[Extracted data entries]
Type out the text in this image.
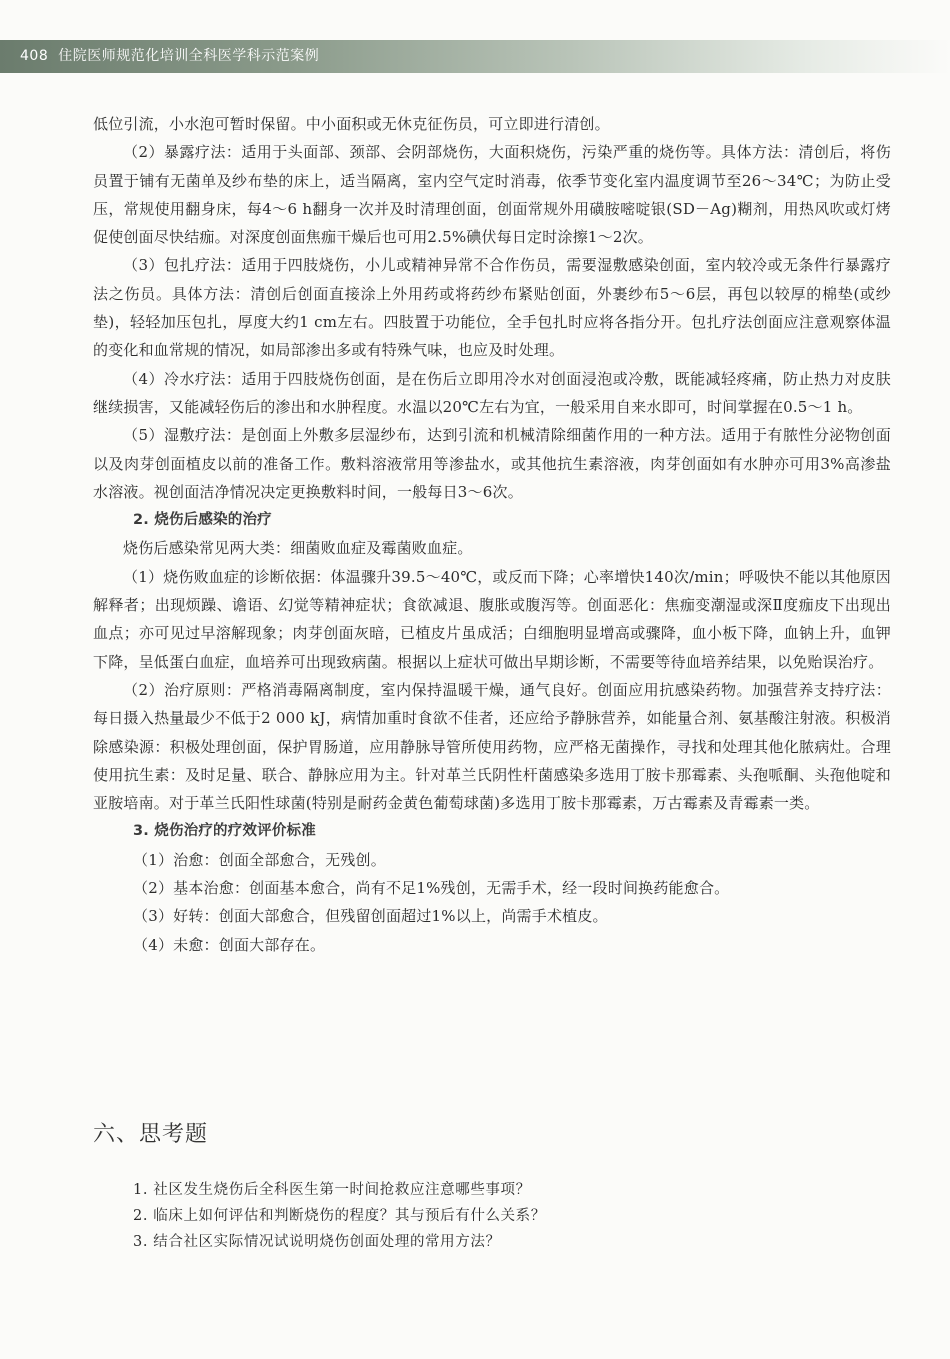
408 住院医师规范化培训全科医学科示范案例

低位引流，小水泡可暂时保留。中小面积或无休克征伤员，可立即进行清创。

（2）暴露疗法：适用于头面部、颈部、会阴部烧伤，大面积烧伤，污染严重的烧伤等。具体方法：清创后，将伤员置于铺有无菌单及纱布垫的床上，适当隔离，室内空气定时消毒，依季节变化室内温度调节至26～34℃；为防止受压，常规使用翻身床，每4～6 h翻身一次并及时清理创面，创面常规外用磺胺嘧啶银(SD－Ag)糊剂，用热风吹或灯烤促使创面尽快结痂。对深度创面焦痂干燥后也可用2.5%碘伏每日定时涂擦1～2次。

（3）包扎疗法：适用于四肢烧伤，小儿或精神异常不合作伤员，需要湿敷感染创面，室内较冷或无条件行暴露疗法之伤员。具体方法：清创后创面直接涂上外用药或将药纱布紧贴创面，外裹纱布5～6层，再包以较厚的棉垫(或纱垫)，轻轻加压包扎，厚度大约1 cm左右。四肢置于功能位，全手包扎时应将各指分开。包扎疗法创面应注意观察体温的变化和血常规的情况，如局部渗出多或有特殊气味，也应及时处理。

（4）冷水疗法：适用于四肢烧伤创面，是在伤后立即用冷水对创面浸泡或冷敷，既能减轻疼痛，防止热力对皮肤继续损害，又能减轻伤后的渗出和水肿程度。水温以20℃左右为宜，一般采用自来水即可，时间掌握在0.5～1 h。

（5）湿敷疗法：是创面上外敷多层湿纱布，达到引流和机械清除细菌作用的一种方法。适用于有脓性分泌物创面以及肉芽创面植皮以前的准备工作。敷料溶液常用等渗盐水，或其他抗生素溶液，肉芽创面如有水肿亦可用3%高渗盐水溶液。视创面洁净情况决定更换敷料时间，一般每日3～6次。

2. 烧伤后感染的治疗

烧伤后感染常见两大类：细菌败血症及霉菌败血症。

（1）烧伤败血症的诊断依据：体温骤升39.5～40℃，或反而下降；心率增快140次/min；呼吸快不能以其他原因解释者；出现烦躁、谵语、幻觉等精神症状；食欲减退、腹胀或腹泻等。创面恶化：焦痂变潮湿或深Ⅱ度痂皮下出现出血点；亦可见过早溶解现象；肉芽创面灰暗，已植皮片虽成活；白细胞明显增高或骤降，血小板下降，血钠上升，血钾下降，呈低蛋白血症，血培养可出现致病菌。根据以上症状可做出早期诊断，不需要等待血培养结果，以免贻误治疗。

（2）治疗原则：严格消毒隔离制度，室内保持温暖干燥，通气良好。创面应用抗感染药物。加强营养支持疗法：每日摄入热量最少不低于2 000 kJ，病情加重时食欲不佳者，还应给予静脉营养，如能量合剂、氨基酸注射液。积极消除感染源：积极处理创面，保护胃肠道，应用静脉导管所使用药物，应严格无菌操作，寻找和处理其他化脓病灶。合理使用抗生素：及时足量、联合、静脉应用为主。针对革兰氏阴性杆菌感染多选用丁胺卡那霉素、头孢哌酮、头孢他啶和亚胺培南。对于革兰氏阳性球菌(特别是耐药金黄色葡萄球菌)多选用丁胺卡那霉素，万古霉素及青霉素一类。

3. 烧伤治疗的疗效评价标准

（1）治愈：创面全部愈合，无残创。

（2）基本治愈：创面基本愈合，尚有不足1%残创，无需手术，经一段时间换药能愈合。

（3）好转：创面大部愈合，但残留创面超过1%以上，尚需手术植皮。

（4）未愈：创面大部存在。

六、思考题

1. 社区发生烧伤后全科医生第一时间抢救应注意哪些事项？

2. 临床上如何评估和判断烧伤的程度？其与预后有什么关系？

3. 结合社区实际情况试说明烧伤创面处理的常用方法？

---

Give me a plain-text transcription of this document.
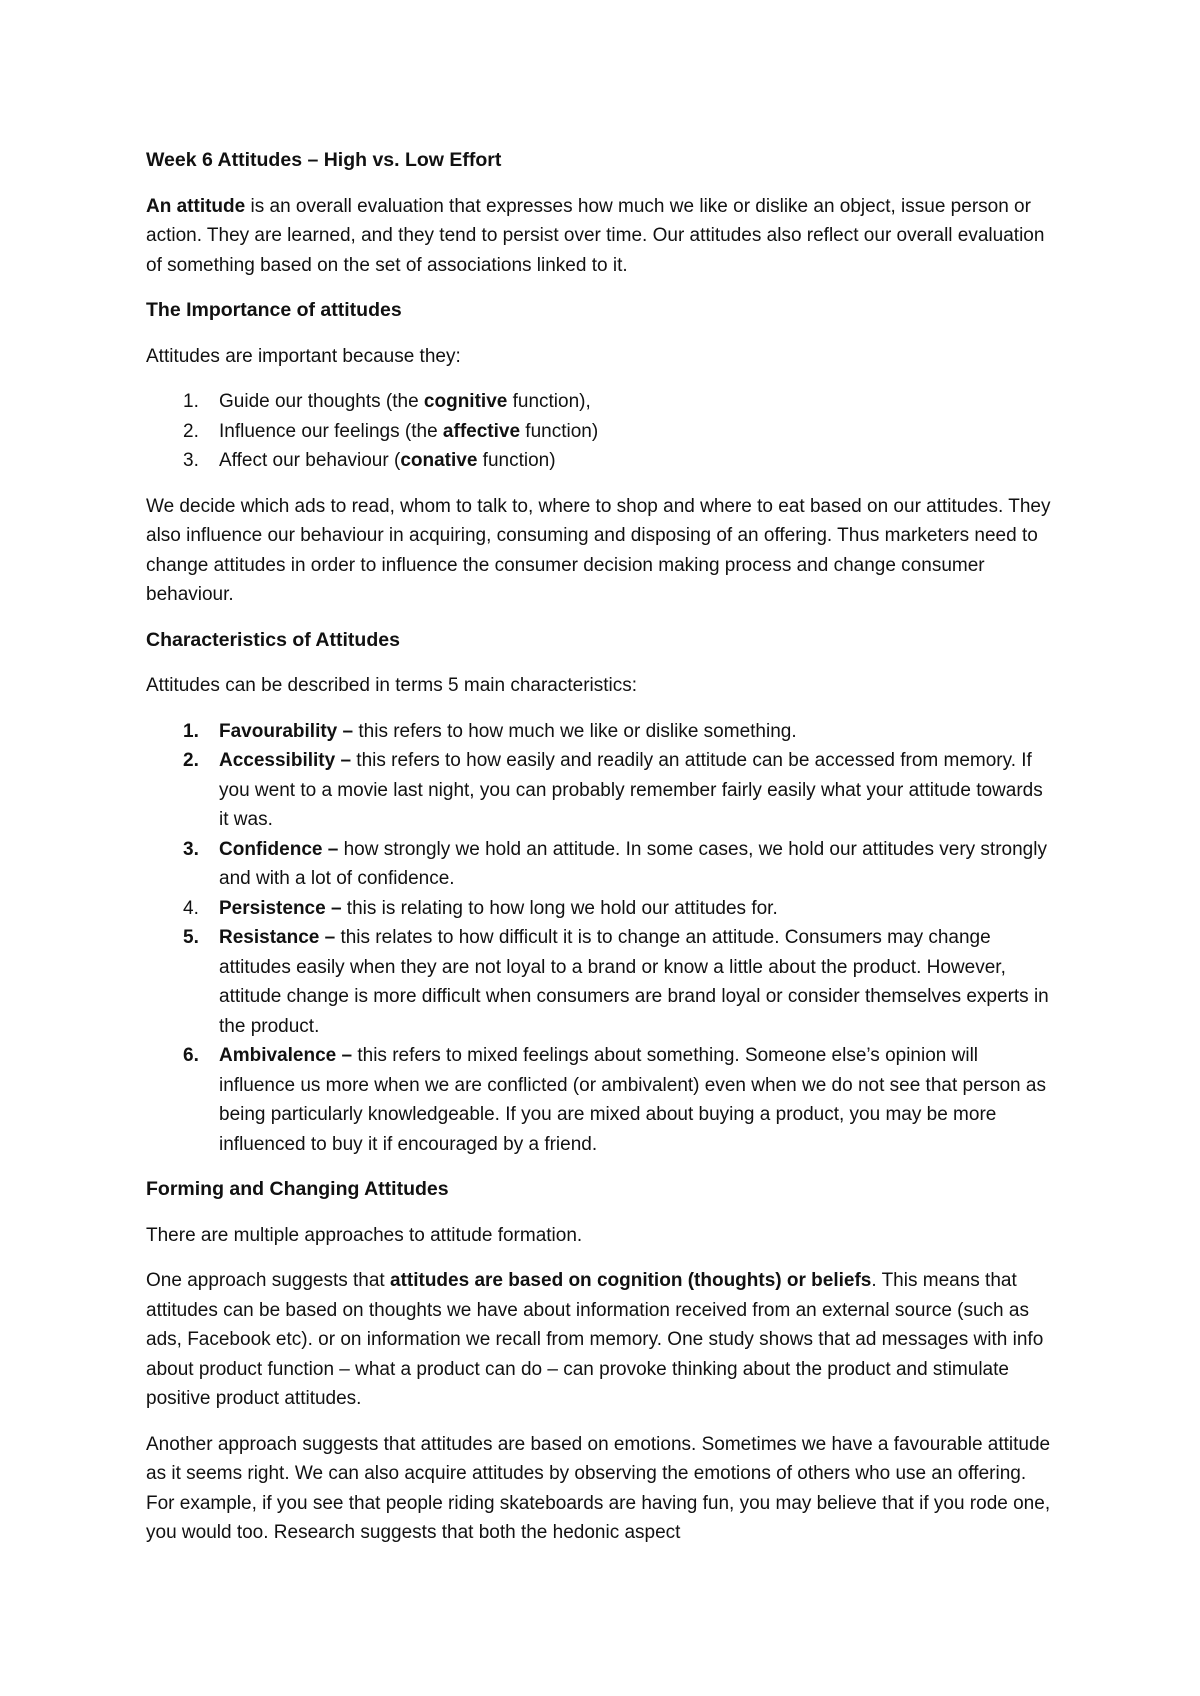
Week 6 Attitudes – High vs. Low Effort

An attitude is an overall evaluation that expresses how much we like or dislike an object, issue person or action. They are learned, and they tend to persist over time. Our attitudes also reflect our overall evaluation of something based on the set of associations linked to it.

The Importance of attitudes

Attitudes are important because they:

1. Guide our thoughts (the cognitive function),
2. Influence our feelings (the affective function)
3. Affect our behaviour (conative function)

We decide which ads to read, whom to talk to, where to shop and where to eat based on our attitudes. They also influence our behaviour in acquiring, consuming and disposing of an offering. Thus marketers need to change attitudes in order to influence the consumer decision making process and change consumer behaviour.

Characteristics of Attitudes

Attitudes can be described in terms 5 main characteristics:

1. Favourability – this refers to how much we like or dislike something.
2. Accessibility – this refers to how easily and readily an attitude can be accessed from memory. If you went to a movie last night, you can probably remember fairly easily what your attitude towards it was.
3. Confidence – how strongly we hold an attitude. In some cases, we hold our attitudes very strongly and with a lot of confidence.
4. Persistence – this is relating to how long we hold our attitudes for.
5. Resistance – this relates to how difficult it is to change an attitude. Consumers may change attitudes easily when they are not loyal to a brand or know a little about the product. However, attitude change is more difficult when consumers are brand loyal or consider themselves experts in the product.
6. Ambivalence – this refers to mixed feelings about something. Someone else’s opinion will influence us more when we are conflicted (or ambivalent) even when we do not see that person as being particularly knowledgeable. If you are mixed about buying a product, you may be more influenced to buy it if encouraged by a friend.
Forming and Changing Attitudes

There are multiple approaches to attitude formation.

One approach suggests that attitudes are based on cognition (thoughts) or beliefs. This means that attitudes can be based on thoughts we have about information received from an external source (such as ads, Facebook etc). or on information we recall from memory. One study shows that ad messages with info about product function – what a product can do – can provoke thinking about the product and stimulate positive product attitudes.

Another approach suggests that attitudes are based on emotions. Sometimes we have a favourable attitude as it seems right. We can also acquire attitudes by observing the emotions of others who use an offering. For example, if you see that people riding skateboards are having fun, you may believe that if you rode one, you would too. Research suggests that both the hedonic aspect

--

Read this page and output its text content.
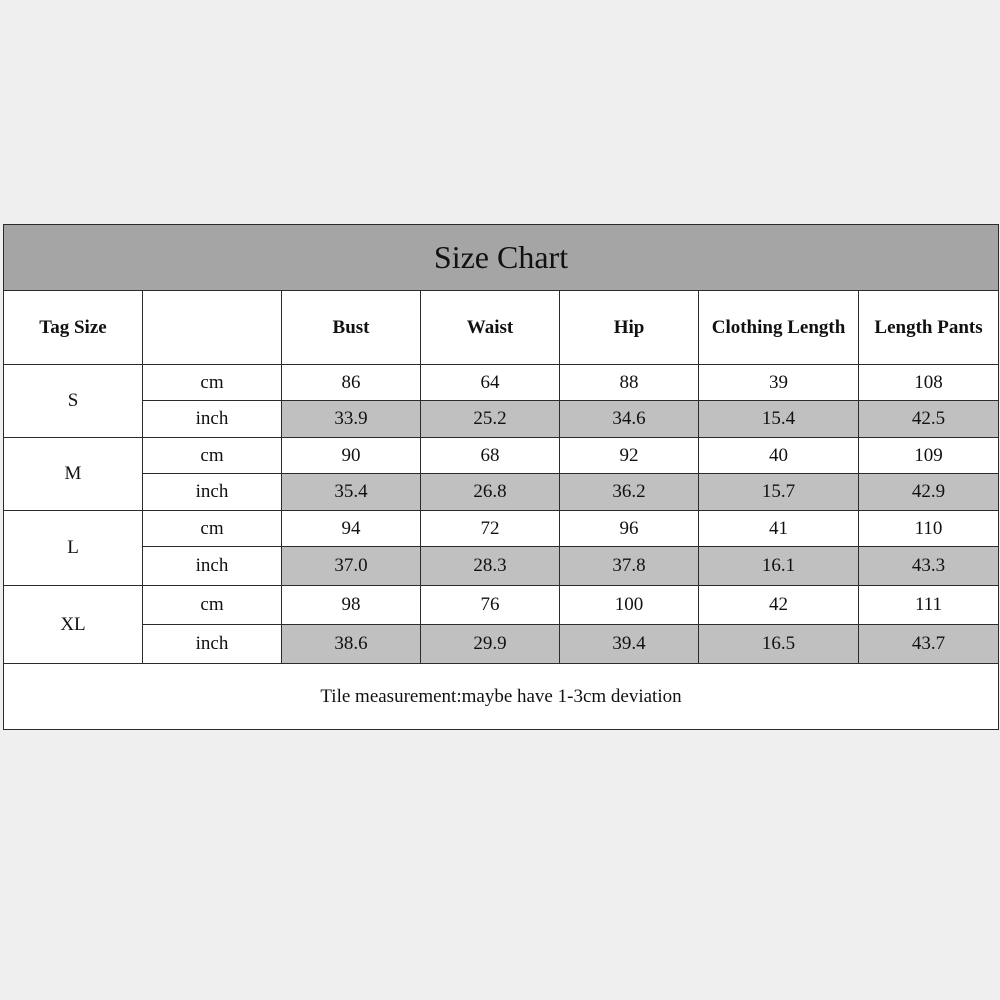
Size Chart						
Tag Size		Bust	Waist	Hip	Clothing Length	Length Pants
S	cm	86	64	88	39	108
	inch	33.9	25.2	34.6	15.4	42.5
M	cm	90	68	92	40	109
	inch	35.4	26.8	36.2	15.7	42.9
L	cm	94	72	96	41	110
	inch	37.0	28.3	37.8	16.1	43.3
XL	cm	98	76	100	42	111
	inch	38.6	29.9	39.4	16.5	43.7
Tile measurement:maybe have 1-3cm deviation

### WHAT IS REQUIRED
Collect each line of the entries that has the word "have", copying it in full.

### FINAL ANSWER
One approach suggests that attitudes are based on cognition (thoughts) or beliefs. This means that attitudes can be based on thoughts we have about information received from an external source (such as ads, Facebook etc). or on information we recall from memory. One study shows that ad messages with info about product function – what a product can do – can provoke thinking about the product and stimulate positive product attitudes.
Another approach suggests that attitudes are based on emotions. Sometimes we have a favourable attitude as it seems right. We can also acquire attitudes by observing the emotions of others who use an offering. For example, if you see that people riding skateboards are having fun, you may believe that if you rode one, you would too. Research suggests that both the hedonic aspect
Tile measurement:maybe have 1-3cm deviation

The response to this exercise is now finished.